§ SHORT TASK
Find each line holding the word "this" and give the number of such lines, nothing else.
── RECORDS TO USE ──
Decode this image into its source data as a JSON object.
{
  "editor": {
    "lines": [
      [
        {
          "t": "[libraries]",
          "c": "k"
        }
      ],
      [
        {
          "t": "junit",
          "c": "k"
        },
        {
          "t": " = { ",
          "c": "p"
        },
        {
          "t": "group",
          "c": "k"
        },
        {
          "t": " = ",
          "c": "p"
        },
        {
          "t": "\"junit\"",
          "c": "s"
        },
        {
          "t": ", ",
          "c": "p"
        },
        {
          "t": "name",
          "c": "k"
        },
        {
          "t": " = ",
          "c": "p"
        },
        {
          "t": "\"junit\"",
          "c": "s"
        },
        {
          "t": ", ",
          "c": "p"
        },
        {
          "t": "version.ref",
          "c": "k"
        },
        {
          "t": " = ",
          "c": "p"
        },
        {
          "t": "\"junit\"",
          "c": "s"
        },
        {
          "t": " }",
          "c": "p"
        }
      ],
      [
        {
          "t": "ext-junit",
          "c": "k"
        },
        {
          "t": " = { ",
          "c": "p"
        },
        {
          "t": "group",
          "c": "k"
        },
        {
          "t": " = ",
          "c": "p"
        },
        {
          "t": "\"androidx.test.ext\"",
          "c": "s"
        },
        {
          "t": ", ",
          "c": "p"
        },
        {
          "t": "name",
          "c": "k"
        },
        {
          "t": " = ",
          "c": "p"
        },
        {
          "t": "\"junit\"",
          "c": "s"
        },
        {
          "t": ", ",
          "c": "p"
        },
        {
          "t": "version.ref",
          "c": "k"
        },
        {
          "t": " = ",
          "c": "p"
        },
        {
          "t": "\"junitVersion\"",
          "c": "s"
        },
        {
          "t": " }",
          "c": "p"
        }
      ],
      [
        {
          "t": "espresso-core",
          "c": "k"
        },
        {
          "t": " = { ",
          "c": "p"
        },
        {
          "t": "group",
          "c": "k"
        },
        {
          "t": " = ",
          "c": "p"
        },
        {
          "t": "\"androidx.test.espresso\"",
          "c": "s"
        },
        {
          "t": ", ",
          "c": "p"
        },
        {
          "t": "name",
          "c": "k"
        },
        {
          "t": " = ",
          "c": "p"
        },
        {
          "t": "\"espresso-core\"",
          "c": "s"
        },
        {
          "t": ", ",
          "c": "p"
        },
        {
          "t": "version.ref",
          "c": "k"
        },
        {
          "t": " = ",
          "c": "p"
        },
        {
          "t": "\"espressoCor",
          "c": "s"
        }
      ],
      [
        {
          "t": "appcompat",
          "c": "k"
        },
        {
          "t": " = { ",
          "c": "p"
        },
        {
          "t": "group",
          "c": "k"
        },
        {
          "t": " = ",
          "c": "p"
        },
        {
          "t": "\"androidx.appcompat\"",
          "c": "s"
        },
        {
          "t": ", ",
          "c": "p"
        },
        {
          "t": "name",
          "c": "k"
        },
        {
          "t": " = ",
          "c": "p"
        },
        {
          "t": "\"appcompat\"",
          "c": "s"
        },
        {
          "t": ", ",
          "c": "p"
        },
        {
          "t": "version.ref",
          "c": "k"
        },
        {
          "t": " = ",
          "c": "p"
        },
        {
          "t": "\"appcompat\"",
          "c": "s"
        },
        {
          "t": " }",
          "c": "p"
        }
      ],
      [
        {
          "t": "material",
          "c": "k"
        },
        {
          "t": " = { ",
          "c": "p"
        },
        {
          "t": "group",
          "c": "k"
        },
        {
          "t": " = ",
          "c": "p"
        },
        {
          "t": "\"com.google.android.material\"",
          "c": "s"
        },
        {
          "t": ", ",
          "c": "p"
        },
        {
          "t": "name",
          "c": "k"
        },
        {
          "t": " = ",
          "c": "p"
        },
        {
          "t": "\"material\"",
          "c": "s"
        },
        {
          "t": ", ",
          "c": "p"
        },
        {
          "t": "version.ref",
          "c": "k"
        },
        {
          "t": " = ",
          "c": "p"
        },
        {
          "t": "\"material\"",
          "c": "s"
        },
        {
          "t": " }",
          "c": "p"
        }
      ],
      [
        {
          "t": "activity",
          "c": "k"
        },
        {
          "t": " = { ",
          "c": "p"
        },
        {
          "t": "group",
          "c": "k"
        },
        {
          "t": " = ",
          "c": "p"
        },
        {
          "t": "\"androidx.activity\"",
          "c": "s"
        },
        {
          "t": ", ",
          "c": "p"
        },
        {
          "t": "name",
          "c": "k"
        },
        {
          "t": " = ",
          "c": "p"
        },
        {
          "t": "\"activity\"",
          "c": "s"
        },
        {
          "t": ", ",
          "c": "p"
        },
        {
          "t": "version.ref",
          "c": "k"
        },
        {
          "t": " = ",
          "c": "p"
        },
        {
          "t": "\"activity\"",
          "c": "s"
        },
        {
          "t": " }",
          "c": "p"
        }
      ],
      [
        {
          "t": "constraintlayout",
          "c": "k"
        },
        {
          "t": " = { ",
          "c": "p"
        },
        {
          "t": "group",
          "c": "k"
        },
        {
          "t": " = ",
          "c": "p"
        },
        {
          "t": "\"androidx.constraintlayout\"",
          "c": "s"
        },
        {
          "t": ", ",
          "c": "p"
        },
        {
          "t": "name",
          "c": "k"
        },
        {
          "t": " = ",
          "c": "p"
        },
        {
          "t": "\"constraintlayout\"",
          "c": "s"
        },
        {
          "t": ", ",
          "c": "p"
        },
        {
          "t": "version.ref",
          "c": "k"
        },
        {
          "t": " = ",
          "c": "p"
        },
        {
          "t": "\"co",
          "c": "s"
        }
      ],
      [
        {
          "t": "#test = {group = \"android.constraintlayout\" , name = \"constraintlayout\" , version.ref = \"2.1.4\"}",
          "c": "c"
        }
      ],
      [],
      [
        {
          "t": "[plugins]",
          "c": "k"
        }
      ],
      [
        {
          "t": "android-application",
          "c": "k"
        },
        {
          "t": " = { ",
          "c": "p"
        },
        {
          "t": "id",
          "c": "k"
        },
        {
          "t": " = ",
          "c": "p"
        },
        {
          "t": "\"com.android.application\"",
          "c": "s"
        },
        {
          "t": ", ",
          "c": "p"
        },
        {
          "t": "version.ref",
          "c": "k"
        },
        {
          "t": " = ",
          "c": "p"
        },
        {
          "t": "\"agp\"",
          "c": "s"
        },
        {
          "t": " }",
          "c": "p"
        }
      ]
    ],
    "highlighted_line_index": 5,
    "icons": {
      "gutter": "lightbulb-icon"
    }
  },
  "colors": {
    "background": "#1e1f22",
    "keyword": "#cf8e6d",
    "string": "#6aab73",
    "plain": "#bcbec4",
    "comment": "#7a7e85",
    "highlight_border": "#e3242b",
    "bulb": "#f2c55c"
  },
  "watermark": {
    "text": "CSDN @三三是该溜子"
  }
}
───
── RECORDS TO USE ──
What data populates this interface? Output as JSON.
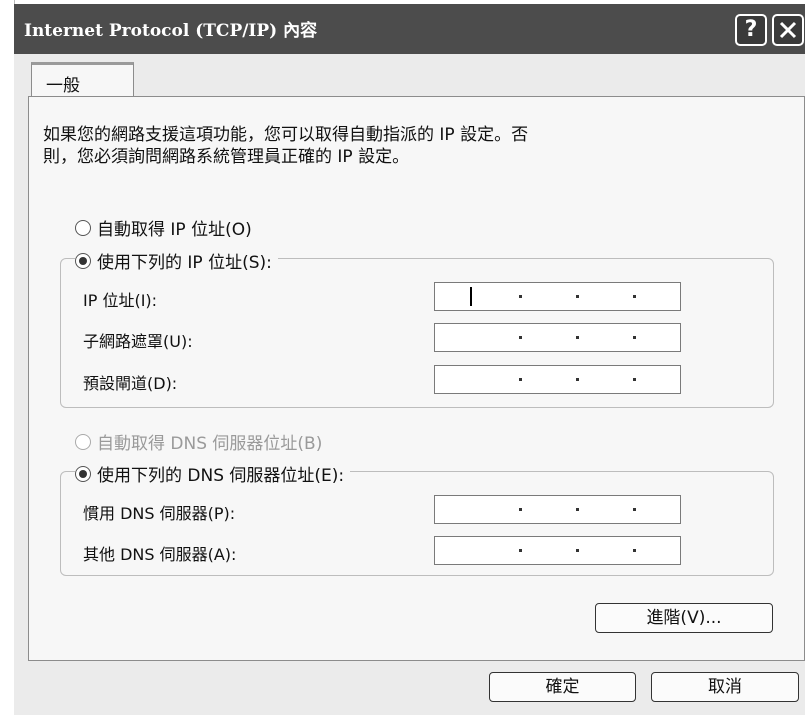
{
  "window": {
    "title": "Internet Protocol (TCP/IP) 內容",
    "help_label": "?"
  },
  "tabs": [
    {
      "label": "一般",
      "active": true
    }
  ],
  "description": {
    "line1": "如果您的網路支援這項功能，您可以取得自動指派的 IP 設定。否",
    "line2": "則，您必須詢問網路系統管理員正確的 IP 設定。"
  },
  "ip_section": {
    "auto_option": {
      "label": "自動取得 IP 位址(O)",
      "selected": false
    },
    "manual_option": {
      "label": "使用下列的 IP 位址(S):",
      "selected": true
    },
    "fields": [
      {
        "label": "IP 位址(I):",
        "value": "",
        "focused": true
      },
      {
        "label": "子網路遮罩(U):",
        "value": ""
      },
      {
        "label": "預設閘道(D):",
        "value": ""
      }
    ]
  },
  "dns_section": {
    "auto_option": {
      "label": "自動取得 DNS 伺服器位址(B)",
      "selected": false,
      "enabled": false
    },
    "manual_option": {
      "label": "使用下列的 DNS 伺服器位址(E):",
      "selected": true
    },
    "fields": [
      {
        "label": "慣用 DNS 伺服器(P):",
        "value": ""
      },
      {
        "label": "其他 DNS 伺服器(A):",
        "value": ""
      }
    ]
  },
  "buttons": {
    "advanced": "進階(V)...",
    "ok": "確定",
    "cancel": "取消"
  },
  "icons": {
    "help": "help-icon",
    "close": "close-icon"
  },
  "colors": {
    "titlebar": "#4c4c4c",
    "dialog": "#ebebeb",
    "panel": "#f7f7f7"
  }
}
───
§ EXERCISE SOLUTION
2